__Given exercise__: Collect each line of the entries that holds the string "this".
### Input material ###
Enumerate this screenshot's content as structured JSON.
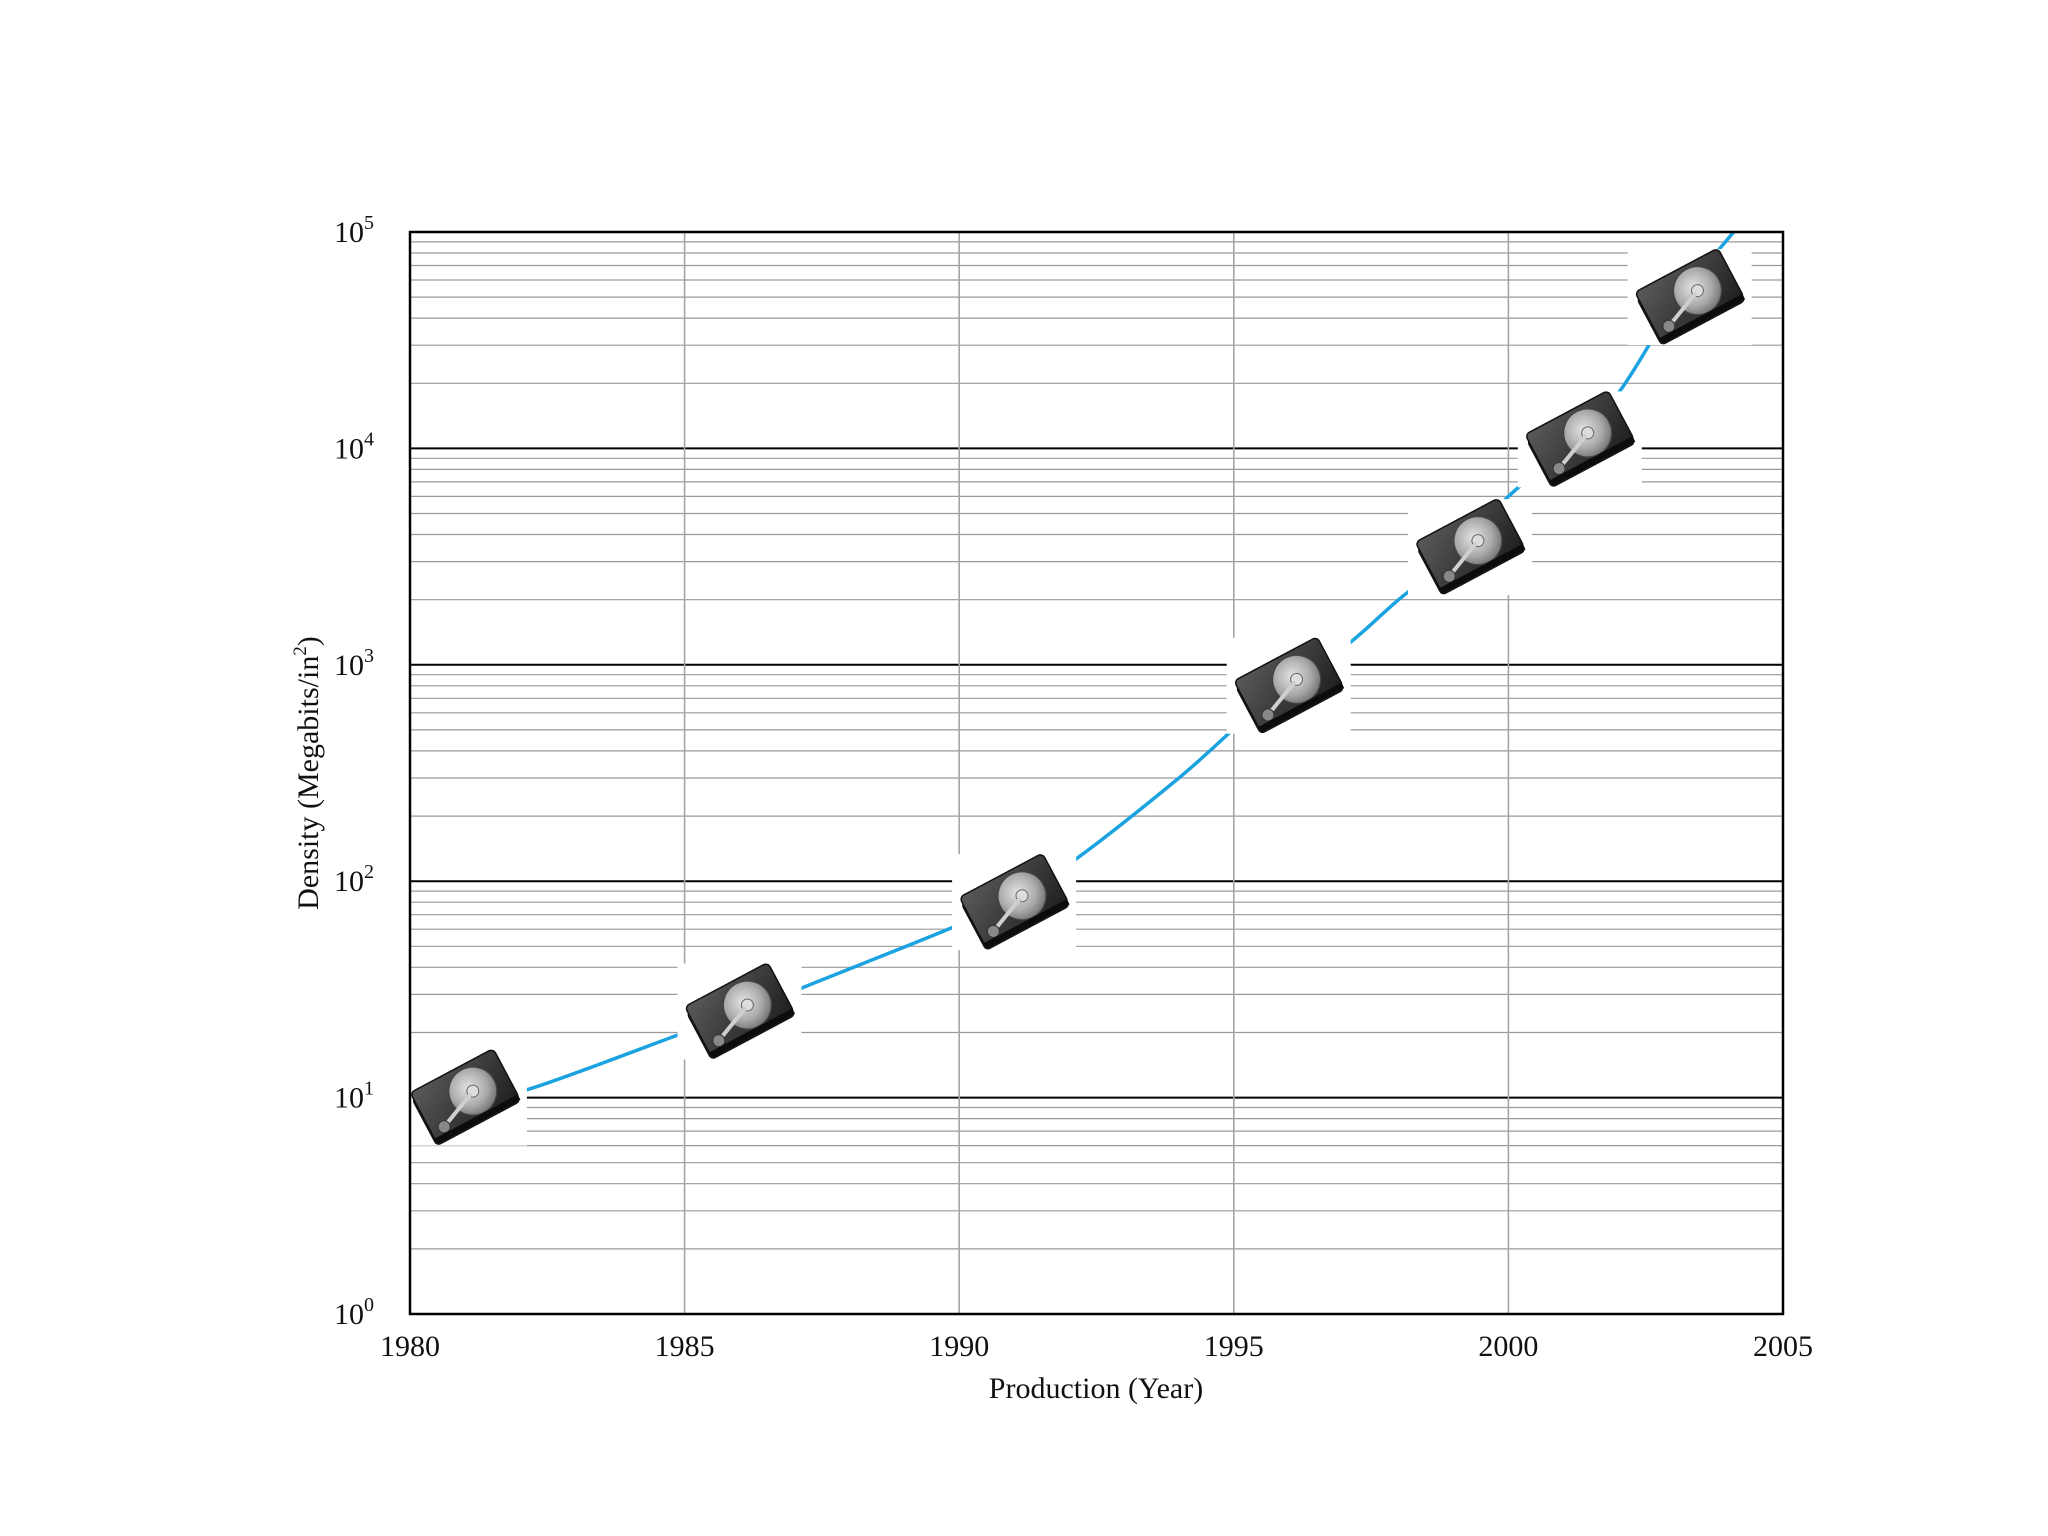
{
  "chart_data": {
    "type": "line",
    "title": "",
    "xlabel": "Production (Year)",
    "ylabel_main": "Density (Megabits/in",
    "ylabel_sup": "2",
    "ylabel_end": ")",
    "xlim": [
      1980,
      2005
    ],
    "ylim": [
      1,
      100000
    ],
    "yscale": "log",
    "grid": true,
    "x_ticks": [
      "1980",
      "1985",
      "1990",
      "1995",
      "2000",
      "2005"
    ],
    "y_ticks": [
      {
        "base": "10",
        "exp": "0"
      },
      {
        "base": "10",
        "exp": "1"
      },
      {
        "base": "10",
        "exp": "2"
      },
      {
        "base": "10",
        "exp": "3"
      },
      {
        "base": "10",
        "exp": "4"
      },
      {
        "base": "10",
        "exp": "5"
      }
    ],
    "series": [
      {
        "color": "#1aa3e0",
        "points": [
          [
            1980.7,
            9
          ],
          [
            1982.2,
            11
          ],
          [
            1985,
            20
          ],
          [
            1986.4,
            27
          ],
          [
            1987.5,
            35
          ],
          [
            1990,
            63
          ],
          [
            1990.8,
            80
          ],
          [
            1992,
            120
          ],
          [
            1994,
            300
          ],
          [
            1995.5,
            650
          ],
          [
            1997,
            1200
          ],
          [
            1998,
            2000
          ],
          [
            1999,
            3200
          ],
          [
            2000,
            6000
          ],
          [
            2001,
            9800
          ],
          [
            2002,
            18000
          ],
          [
            2003,
            45000
          ],
          [
            2004.1,
            100000
          ]
        ]
      }
    ],
    "markers": {
      "icon": "hard-drive-icon",
      "points": [
        [
          1981,
          10
        ],
        [
          1986,
          25
        ],
        [
          1991,
          80
        ],
        [
          1996,
          800
        ],
        [
          1999.3,
          3500
        ],
        [
          2001.3,
          11000
        ],
        [
          2003.3,
          50000
        ]
      ]
    }
  }
}
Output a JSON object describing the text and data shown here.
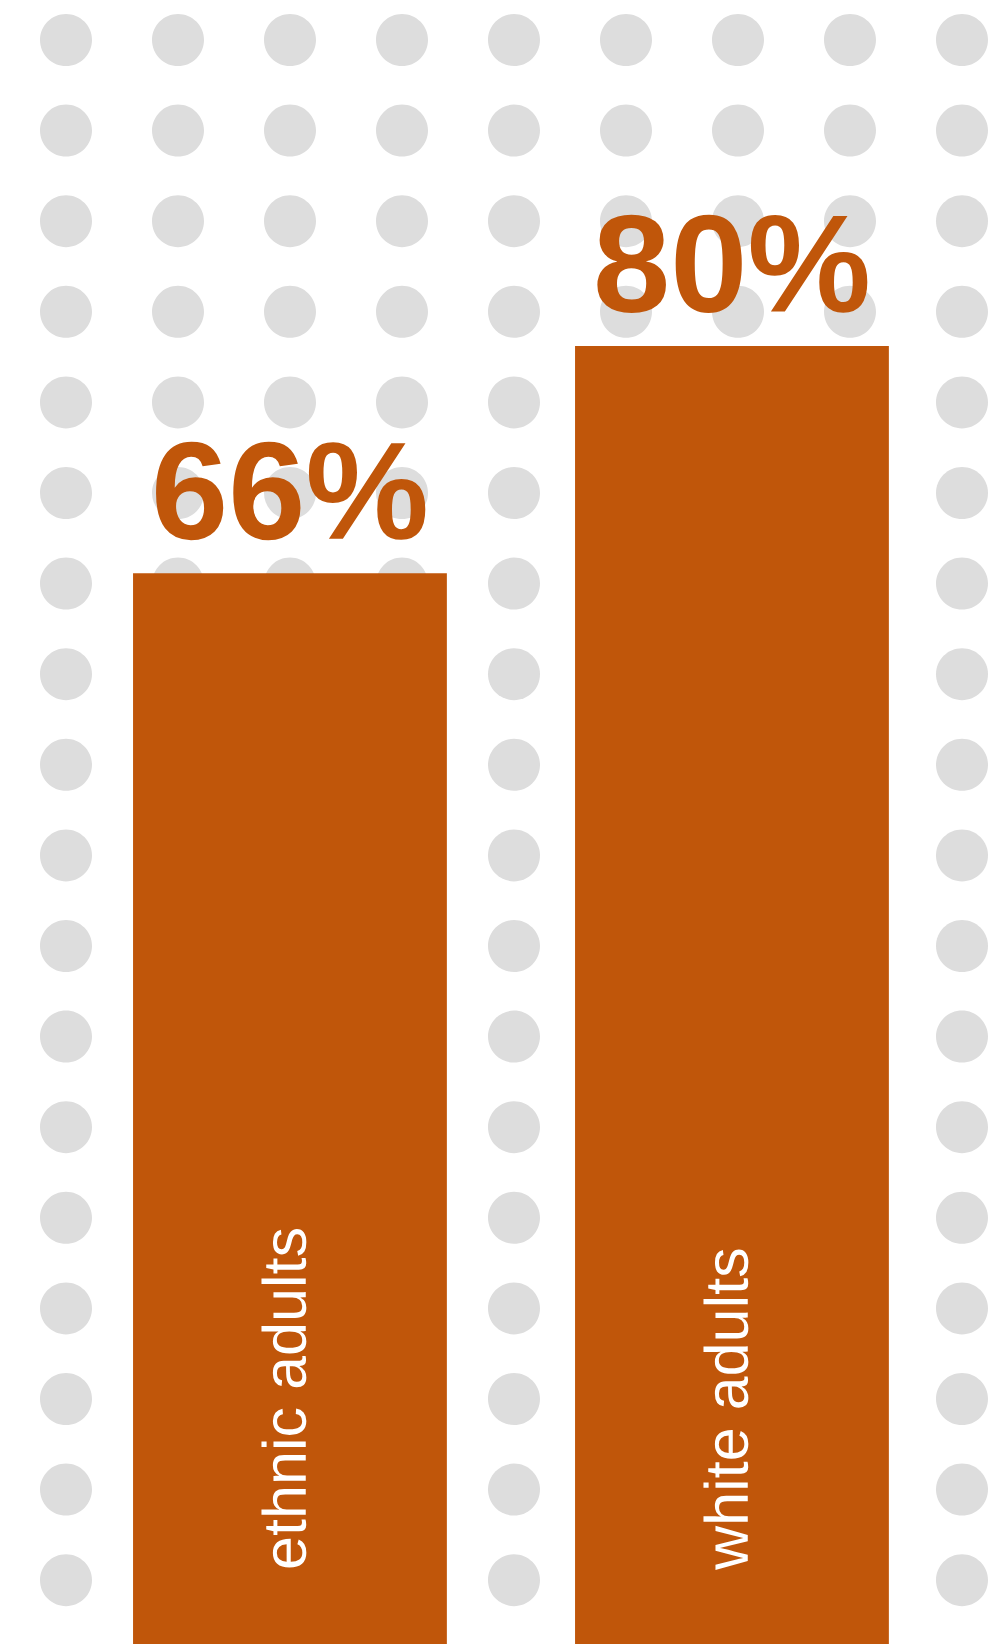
{
  "chart_data": {
    "type": "bar",
    "categories": [
      "ethnic adults",
      "white adults"
    ],
    "values": [
      66,
      80
    ],
    "value_labels": [
      "66%",
      "80%"
    ],
    "color": "#c0560a"
  }
}
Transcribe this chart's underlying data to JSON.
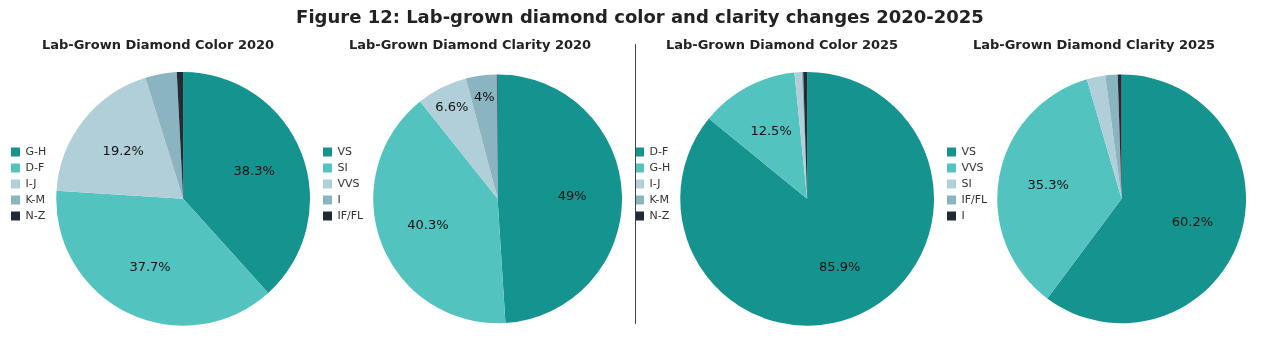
{
  "chart_data": [
    {
      "type": "pie",
      "title": "Lab-Grown Diamond Color 2020",
      "annotations": [
        "Figure 12: Lab-grown diamond color and clarity changes 2020-2025"
      ],
      "legend": "left",
      "categories": [
        "G-H",
        "D-F",
        "I-J",
        "K-M",
        "N-Z"
      ],
      "values": [
        38.3,
        37.7,
        19.2,
        4.0,
        0.8
      ],
      "value_labels": [
        "38.3%",
        "37.7%",
        "19.2%",
        null,
        null
      ],
      "colors": [
        "#14938f",
        "#52c3bf",
        "#b1cfd9",
        "#8ab4bf",
        "#222b36"
      ]
    },
    {
      "type": "pie",
      "title": "Lab-Grown Diamond Clarity 2020",
      "legend": "left",
      "categories": [
        "VS",
        "SI",
        "VVS",
        "I",
        "IF/FL"
      ],
      "values": [
        49,
        40.3,
        6.6,
        4,
        0.1
      ],
      "value_labels": [
        "49%",
        "40.3%",
        "6.6%",
        "4%",
        null
      ],
      "colors": [
        "#14938f",
        "#52c3bf",
        "#b1cfd9",
        "#8ab4bf",
        "#222b36"
      ]
    },
    {
      "type": "pie",
      "title": "Lab-Grown Diamond Color 2025",
      "legend": "left",
      "categories": [
        "D-F",
        "G-H",
        "I-J",
        "K-M",
        "N-Z"
      ],
      "values": [
        85.9,
        12.5,
        0.9,
        0.2,
        0.5
      ],
      "value_labels": [
        "85.9%",
        "12.5%",
        null,
        null,
        null
      ],
      "colors": [
        "#14938f",
        "#52c3bf",
        "#b1cfd9",
        "#8ab4bf",
        "#222b36"
      ]
    },
    {
      "type": "pie",
      "title": "Lab-Grown Diamond Clarity 2025",
      "legend": "left",
      "categories": [
        "VS",
        "VVS",
        "SI",
        "IF/FL",
        "I"
      ],
      "values": [
        60.2,
        35.3,
        2.4,
        1.6,
        0.5
      ],
      "value_labels": [
        "60.2%",
        "35.3%",
        null,
        null,
        null
      ],
      "colors": [
        "#14938f",
        "#52c3bf",
        "#b1cfd9",
        "#8ab4bf",
        "#222b36"
      ]
    }
  ]
}
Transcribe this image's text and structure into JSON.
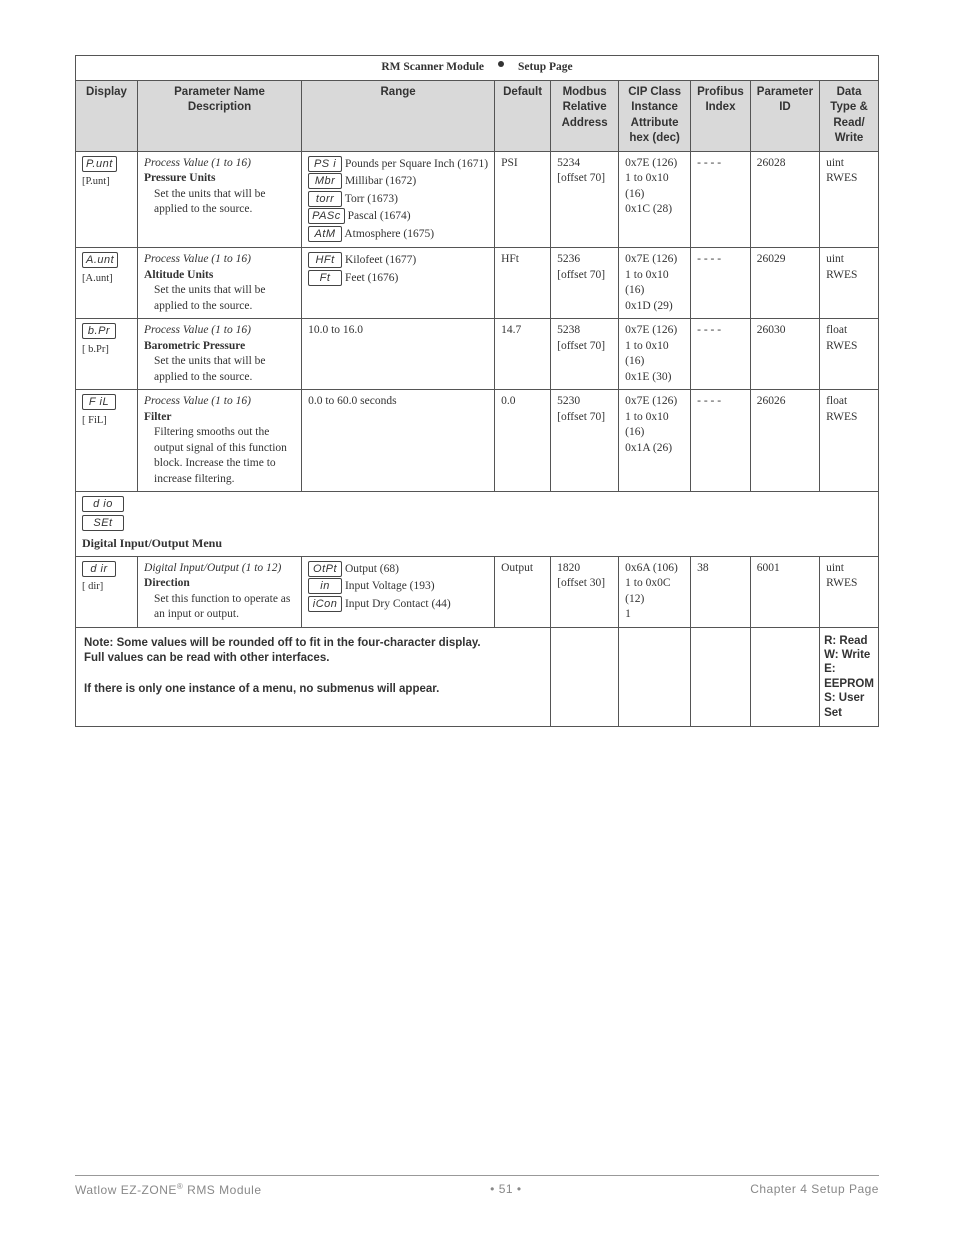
{
  "title_left": "RM Scanner Module",
  "title_right": "Setup Page",
  "headers": {
    "display": "Display",
    "param": "Parameter Name Description",
    "range": "Range",
    "default": "Default",
    "modbus": "Modbus Relative Address",
    "cip": "CIP Class Instance Attribute hex (dec)",
    "profibus": "Profibus Index",
    "pid": "Parameter ID",
    "dt": "Data Type & Read/ Write"
  },
  "rows": [
    {
      "seg": "P.unt",
      "sub": "[P.unt]",
      "pv": "Process Value (1 to 16)",
      "bold": "Pressure Units",
      "desc": "Set the units that will be applied to the source.",
      "range": [
        {
          "seg": "PS i",
          "txt": "Pounds per Square Inch (1671)"
        },
        {
          "seg": "Mbr",
          "txt": "Millibar (1672)"
        },
        {
          "seg": "torr",
          "txt": "Torr (1673)"
        },
        {
          "seg": "PASc",
          "txt": "Pascal (1674)"
        },
        {
          "seg": "AtM",
          "txt": "Atmosphere (1675)"
        }
      ],
      "default": "PSI",
      "modbus": "5234 [offset 70]",
      "cip": "0x7E (126) 1 to 0x10 (16) 0x1C (28)",
      "profibus": "- - - -",
      "pid": "26028",
      "dt": "uint RWES"
    },
    {
      "seg": "A.unt",
      "sub": "[A.unt]",
      "pv": "Process Value (1 to 16)",
      "bold": "Altitude Units",
      "desc": "Set the units that will be applied to the source.",
      "range": [
        {
          "seg": "HFt",
          "txt": "Kilofeet (1677)"
        },
        {
          "seg": "Ft",
          "txt": "Feet (1676)"
        }
      ],
      "default": "HFt",
      "modbus": "5236 [offset 70]",
      "cip": "0x7E (126) 1 to 0x10 (16) 0x1D (29)",
      "profibus": "- - - -",
      "pid": "26029",
      "dt": "uint RWES"
    },
    {
      "seg": "b.Pr",
      "sub": "[ b.Pr]",
      "pv": "Process Value (1 to 16)",
      "bold": "Barometric Pressure",
      "desc": "Set the units that will be applied to the source.",
      "range_text": "10.0 to 16.0",
      "default": "14.7",
      "modbus": "5238 [offset 70]",
      "cip": "0x7E (126) 1 to 0x10 (16) 0x1E (30)",
      "profibus": "- - - -",
      "pid": "26030",
      "dt": "float RWES"
    },
    {
      "seg": "F iL",
      "sub": "[ FiL]",
      "pv": "Process Value (1 to 16)",
      "bold": "Filter",
      "desc": "Filtering smooths out the output signal of this function block. Increase the time to increase filtering.",
      "range_text": "0.0 to 60.0 seconds",
      "default": "0.0",
      "modbus": "5230 [offset 70]",
      "cip": "0x7E (126) 1 to 0x10 (16) 0x1A (26)",
      "profibus": "- - - -",
      "pid": "26026",
      "dt": "float RWES"
    }
  ],
  "menu": {
    "seg1": "d io",
    "seg2": "SEt",
    "title": "Digital Input/Output Menu"
  },
  "row_dir": {
    "seg": "d ir",
    "sub": "[ dir]",
    "pv": "Digital Input/Output (1 to 12)",
    "bold": "Direction",
    "desc": "Set this function to operate as an input or output.",
    "range": [
      {
        "seg": "OtPt",
        "txt": "Output (68)"
      },
      {
        "seg": "in",
        "txt": "Input Voltage (193)"
      },
      {
        "seg": "iCon",
        "txt": "Input Dry Contact (44)"
      }
    ],
    "default": "Output",
    "modbus": "1820 [offset 30]",
    "cip": "0x6A (106) 1 to 0x0C (12) 1",
    "profibus": "38",
    "pid": "6001",
    "dt": "uint RWES"
  },
  "note": {
    "l1": "Note: Some values will be rounded off to fit in the four-character display.",
    "l2": "Full values can be read with other interfaces.",
    "l3": "If there is only one instance of a menu, no submenus will appear.",
    "legend": [
      "R: Read",
      "W: Write",
      "E: EEPROM",
      "S: User Set"
    ]
  },
  "footer": {
    "left": "Watlow EZ-ZONE",
    "left2": " RMS Module",
    "page": "51",
    "right": "Chapter 4 Setup Page"
  }
}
###
__Written solution__:
Enumerate this screenshot's content as structured JSON.
Transcribe this chart's underlying data to JSON.
Transcribe this image's text and structure into JSON.
      "desc": "Filtering smooths out the output signal of this function block. Increase the time to increase filtering.",
    "desc": "Set this function to operate as an input or output.",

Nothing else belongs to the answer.